Exercise description
Reproduce the complete listing without any deviation.
— begin Extracted data —
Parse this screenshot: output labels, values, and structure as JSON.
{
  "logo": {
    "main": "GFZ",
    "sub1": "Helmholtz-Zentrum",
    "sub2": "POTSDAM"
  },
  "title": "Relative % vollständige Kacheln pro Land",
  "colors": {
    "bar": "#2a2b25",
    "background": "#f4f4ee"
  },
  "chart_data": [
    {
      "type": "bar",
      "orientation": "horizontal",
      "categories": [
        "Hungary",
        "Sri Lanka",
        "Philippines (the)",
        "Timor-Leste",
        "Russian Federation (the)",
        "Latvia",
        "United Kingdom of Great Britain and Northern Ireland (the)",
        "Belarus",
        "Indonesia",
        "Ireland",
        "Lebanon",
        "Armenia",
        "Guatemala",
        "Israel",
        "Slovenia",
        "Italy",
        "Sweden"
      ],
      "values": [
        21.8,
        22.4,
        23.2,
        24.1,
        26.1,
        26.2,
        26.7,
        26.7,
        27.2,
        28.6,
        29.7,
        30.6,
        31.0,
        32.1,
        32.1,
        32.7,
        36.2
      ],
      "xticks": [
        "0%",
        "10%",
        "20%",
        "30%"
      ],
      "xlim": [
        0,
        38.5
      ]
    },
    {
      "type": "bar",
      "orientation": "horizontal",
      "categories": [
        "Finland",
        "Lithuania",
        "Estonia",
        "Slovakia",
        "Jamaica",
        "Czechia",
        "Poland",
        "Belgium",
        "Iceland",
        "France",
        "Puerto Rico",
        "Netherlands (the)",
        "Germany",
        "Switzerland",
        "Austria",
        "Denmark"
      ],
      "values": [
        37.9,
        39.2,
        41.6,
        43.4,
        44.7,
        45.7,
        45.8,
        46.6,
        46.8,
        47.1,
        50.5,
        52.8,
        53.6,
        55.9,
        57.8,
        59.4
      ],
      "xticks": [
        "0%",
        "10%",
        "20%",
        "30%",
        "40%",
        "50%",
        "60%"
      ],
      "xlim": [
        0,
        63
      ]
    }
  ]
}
— end Extracted data —
Full output
Parse this screenshot: output labels, values, and structure as JSON.
{
  "logo": {
    "main": "GFZ",
    "sub1": "Helmholtz-Zentrum",
    "sub2": "POTSDAM"
  },
  "title": "Relative % vollständige Kacheln pro Land",
  "colors": {
    "bar": "#2a2b25",
    "background": "#f4f4ee"
  },
  "chart_data": [
    {
      "type": "bar",
      "orientation": "horizontal",
      "categories": [
        "Hungary",
        "Sri Lanka",
        "Philippines (the)",
        "Timor-Leste",
        "Russian Federation (the)",
        "Latvia",
        "United Kingdom of Great Britain and Northern Ireland (the)",
        "Belarus",
        "Indonesia",
        "Ireland",
        "Lebanon",
        "Armenia",
        "Guatemala",
        "Israel",
        "Slovenia",
        "Italy",
        "Sweden"
      ],
      "values": [
        21.8,
        22.4,
        23.2,
        24.1,
        26.1,
        26.2,
        26.7,
        26.7,
        27.2,
        28.6,
        29.7,
        30.6,
        31.0,
        32.1,
        32.1,
        32.7,
        36.2
      ],
      "xticks": [
        "0%",
        "10%",
        "20%",
        "30%"
      ],
      "xlim": [
        0,
        38.5
      ]
    },
    {
      "type": "bar",
      "orientation": "horizontal",
      "categories": [
        "Finland",
        "Lithuania",
        "Estonia",
        "Slovakia",
        "Jamaica",
        "Czechia",
        "Poland",
        "Belgium",
        "Iceland",
        "France",
        "Puerto Rico",
        "Netherlands (the)",
        "Germany",
        "Switzerland",
        "Austria",
        "Denmark"
      ],
      "values": [
        37.9,
        39.2,
        41.6,
        43.4,
        44.7,
        45.7,
        45.8,
        46.6,
        46.8,
        47.1,
        50.5,
        52.8,
        53.6,
        55.9,
        57.8,
        59.4
      ],
      "xticks": [
        "0%",
        "10%",
        "20%",
        "30%",
        "40%",
        "50%",
        "60%"
      ],
      "xlim": [
        0,
        63
      ]
    }
  ]
}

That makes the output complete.